=== EXTRACT PROVIDED ===
Thomas Marshall, Tailor and Town Officer

Yesterday I tripped across this webpage from the National Daughters of the American Revolution Museum in Washington, D.C., highlighting a portrait from its collection.

The subject is Thomas Marshall (1719-1800), a Boston tailor. That profession included very poor men and rather rich ones. Marshall was on the rich side, as the mere existence of this portrait shows. He served as colonel of the Boston militia regiment and a selectman.

Marshall shows up at a number of notable moments in the town’s Revolutionary history:

  • When angry merchants confronted pistol-wielding printer John Mein during the non-importation arguments of October 1769, Marshall swung at Mein’s back with a handy shovel.
  • Marshall testified about the night of the Boston Massacre in 1770, saying he saw fights between soldiers and locals, and insisting there were no more than 100 people in King Street during the shooting.
  • As a selectmen Marshall stayed in Boston through the siege; at the end, he was one of the officials who helped to convey an unofficial message from Gen. William Howe to Gen. George Washington in March 1776.
The painter was John Singleton Copley, early in his career. His technique hadn’t fully developed, but already he was conveying a sense of individual character.

8 comments:

Daud said...

Another place Mr. Marshall appears is on Paul Revere's crime scene drawing, where his King Street home is labeled next door to the custom house.

I find it amusing that he asserts there were "not more than 100" on the street that night. He seems to suggest that a crowd of 100 is not a large crowd!

J. L. Bell said...

The pattern I've noticed in Whig/Patriot depositions about the Massacre, the Battle of Lexington and Concord, and other incidents is that they're usually accurate as far as they go, but they can leave out or downplay unflattering information. They're the truth and nothing but the truth, but they're not always the whole truth.

DebbieLynne said...

So spin is nothing new. No big revelation, but worth remembering. After all, Paul Revere and Samuel Adams did some of their own spin. Five people, a massacre?

Todd Gardner said...
=== STORED DATA ===
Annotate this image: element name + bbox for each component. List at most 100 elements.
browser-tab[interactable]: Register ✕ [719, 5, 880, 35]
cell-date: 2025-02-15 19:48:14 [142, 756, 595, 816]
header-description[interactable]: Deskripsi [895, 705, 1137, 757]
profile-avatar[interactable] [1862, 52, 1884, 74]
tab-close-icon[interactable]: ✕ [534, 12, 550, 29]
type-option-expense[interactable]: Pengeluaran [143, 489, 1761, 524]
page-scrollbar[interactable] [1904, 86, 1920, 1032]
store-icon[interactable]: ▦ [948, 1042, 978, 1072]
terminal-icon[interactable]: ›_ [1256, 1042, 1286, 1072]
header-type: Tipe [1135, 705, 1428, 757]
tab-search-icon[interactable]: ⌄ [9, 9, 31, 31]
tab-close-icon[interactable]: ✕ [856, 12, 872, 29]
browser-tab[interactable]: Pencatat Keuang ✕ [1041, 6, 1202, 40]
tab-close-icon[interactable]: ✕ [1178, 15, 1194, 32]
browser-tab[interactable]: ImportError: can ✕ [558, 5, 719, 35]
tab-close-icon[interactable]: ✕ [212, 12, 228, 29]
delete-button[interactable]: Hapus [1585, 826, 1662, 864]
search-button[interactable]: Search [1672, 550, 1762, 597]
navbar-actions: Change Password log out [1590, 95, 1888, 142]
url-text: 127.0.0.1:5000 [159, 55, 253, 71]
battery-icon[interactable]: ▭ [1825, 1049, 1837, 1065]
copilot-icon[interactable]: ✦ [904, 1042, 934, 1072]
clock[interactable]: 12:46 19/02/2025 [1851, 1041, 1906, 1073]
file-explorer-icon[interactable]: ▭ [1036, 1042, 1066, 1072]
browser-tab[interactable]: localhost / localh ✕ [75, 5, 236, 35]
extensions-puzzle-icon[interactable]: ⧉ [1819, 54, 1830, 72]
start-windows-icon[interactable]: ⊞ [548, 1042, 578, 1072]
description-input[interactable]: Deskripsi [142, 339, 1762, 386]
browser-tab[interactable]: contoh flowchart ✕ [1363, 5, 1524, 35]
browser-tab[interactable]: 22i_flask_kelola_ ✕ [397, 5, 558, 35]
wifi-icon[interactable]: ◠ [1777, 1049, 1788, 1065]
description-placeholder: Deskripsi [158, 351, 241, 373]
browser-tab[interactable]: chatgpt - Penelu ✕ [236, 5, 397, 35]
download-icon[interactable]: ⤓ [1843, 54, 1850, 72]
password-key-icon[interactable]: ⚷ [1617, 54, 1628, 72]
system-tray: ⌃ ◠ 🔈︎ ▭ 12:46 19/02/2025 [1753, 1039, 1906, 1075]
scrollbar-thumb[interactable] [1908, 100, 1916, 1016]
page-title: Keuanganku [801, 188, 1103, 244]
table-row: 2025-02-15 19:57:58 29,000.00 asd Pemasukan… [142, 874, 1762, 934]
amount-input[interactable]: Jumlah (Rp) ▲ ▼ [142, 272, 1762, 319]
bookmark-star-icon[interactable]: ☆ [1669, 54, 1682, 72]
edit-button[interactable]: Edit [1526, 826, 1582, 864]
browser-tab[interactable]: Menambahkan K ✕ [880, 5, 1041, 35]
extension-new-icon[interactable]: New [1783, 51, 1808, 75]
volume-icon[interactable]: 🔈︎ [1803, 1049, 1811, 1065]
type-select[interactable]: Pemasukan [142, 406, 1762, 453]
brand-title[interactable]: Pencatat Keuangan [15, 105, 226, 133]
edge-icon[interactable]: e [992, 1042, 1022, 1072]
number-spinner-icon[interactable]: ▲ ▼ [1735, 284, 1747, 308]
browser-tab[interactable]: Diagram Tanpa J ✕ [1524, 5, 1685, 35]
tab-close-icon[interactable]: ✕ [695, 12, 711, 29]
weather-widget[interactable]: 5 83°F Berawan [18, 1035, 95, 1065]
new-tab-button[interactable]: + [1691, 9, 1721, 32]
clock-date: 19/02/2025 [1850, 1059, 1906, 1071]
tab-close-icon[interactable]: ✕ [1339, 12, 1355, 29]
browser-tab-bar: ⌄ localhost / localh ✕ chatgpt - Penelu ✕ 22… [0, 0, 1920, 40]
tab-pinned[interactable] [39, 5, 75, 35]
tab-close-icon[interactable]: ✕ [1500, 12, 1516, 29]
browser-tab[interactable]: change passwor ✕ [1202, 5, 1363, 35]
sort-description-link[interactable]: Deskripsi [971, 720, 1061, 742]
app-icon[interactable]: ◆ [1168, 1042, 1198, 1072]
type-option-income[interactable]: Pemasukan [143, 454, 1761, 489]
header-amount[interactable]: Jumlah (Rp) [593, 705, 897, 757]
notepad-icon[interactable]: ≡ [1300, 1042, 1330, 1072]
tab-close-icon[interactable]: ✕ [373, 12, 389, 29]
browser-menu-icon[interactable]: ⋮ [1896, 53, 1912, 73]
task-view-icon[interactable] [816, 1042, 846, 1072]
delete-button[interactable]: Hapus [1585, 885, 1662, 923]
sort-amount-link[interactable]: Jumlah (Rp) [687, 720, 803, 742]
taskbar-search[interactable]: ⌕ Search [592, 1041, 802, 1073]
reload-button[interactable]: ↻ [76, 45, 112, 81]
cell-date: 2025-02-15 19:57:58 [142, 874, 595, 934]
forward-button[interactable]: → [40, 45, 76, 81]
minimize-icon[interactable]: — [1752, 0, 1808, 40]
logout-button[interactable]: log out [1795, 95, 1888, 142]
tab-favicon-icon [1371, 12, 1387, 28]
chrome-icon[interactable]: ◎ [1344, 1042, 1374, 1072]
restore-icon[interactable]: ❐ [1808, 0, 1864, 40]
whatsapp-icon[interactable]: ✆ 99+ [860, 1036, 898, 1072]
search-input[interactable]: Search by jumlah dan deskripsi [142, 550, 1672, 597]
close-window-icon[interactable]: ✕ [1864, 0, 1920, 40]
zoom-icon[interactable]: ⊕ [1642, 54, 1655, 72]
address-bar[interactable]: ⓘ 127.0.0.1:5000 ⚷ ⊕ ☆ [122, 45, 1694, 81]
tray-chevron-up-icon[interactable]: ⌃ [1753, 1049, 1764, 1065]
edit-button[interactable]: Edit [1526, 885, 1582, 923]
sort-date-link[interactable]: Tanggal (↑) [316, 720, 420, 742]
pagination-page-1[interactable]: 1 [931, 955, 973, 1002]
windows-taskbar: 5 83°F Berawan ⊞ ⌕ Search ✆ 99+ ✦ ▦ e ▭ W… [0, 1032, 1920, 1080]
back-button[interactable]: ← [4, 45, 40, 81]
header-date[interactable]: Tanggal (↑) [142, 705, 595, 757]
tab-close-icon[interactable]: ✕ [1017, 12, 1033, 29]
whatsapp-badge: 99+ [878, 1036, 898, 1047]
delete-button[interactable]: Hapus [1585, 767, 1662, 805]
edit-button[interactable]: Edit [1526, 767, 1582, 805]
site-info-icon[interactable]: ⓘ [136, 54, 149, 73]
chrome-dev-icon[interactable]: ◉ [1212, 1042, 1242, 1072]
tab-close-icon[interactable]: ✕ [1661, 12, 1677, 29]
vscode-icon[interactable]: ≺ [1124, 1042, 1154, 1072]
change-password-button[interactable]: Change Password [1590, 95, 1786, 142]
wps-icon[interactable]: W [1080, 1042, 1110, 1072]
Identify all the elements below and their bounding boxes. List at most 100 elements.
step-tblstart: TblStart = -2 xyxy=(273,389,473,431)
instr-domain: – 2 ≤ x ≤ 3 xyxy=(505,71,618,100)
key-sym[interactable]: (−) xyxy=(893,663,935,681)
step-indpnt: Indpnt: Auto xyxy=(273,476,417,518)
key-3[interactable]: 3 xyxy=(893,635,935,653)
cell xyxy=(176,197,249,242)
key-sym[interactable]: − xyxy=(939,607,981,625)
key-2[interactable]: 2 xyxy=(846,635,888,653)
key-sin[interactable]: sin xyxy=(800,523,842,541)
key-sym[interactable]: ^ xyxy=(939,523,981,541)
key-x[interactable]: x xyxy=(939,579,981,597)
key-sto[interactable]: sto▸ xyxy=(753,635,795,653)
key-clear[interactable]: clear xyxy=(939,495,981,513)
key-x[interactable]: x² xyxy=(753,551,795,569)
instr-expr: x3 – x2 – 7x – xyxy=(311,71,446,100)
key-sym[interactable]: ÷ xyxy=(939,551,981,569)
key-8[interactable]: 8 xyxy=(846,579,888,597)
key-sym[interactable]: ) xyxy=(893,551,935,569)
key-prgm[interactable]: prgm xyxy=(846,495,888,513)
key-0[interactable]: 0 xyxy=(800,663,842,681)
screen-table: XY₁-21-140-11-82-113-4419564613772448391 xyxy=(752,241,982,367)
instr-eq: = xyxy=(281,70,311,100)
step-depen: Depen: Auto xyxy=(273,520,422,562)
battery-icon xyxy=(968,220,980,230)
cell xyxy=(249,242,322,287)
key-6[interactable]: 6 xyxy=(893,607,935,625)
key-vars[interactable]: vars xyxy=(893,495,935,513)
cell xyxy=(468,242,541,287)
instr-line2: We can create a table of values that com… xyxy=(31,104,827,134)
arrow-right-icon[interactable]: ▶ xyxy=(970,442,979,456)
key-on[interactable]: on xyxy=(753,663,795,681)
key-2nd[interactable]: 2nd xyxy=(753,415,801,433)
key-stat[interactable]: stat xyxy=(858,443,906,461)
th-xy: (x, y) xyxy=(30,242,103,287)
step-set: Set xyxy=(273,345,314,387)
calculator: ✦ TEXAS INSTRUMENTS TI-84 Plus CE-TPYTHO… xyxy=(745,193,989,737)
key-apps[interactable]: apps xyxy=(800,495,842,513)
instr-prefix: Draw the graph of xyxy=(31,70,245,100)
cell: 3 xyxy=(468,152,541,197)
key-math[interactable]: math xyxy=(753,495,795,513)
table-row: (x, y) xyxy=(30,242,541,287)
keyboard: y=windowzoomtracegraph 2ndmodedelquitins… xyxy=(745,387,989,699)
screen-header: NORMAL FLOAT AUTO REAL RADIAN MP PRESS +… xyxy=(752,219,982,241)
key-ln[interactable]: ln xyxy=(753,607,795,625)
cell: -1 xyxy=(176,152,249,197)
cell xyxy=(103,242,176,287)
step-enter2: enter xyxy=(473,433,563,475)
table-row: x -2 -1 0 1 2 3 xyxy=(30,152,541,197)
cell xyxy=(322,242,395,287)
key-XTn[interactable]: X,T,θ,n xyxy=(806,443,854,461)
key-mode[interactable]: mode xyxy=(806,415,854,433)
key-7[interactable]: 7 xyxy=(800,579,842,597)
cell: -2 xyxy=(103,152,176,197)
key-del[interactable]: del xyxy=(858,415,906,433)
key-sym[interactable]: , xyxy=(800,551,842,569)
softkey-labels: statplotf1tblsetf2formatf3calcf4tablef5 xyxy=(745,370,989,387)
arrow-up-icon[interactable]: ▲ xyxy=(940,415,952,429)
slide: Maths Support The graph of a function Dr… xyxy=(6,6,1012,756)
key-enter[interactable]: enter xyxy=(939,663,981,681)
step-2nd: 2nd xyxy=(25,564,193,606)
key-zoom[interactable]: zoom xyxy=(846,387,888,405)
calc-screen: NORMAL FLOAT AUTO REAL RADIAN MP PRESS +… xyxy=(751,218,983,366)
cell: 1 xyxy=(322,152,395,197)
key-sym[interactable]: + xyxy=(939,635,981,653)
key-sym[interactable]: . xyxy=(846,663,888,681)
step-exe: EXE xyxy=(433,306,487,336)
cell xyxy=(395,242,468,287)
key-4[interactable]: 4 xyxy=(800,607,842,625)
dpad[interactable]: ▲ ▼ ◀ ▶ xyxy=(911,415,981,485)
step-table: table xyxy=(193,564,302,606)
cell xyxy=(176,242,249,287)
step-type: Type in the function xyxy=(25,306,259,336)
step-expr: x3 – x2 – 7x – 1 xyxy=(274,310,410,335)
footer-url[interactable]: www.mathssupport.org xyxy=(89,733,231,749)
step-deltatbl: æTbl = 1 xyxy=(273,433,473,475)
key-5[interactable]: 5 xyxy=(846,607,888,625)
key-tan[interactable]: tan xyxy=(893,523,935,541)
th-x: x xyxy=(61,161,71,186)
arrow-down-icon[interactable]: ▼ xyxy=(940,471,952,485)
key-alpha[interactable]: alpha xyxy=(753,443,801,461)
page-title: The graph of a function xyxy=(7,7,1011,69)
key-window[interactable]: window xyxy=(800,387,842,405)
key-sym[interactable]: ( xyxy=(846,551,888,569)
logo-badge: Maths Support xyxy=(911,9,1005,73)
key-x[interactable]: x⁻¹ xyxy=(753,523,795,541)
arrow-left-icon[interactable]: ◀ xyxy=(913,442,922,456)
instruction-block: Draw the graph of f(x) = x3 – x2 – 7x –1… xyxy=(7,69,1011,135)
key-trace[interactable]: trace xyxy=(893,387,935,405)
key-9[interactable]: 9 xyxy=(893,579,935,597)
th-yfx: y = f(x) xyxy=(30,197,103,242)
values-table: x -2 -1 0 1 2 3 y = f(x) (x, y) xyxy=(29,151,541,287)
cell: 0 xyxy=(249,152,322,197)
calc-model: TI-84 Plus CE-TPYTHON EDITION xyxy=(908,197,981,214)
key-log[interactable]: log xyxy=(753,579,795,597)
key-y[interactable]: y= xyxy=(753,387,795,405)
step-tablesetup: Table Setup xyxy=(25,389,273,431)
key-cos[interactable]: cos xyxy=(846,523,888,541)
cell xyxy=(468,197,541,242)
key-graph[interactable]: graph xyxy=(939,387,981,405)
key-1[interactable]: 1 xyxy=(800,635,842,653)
===
_PROBLEMS TO SOLVE_:
**1.** Answer these questions about the post on Thomas Marshall:
(a) What did Marshall swing at John Mein's back in October 1769?
(b) Which painter made the portrait of Marshall?
(c) In Daud's comment, whose crime scene drawing shows Marshall's King Street home?
**2.** Please proceed with the post on Thomas Marshall and its comments, picking up right after the last line.

_RESPONSE LIST_:
**1.**
(a) A shovel.
(b) John Singleton Copley.
(c) Paul Revere's.

**2.**
When the massacre took place the population in Boston was approximately 20,000. Five people shot and killed is a massacre and would be completely alarming to such a small and close knit town as Boston.

G. Lovely said...

5 people out of a population of 20,000 would be equivalent to over 150 people today, surely a number that contemporary reporters would call a massacre. Besides, the definition of massacre is "an indiscriminate and brutal slaughter of people", and the incident on March 5, 1770 could reasonably be called that.

J. L. Bell said...

Way back in the first month of this blog, I calculated that proportional to recorded population the Boston Massacre death toll was on the same scale as the Oklahoma City bombing.

Daud said...

I'm not sure that I agree about people being subject to inflation.

By that argument, modern Bostonians wouldn't be much alarmed if 30 people were killed- since that's the equivalent of only 1 in 1770.

Sure, any violence and loss of life is more deeply felt in a small tightly-knit community- I'll give you that- but trying to assign a mathematical equivalent is going a bit far.

J. L. Bell said...

I landed on the proportionality figure as a way to explain the issue DebbieLynne raised: how five deaths could become a “massacre” that helped to inflame a continent. True, it's not an exact correlation.

Would such a calculation also be useful in communicating how devastating an epidemic might be? Of course, people were much more used to "early" death from disease in that period, so it again wouldn’t be a simple door into the eighteenth-century mindset.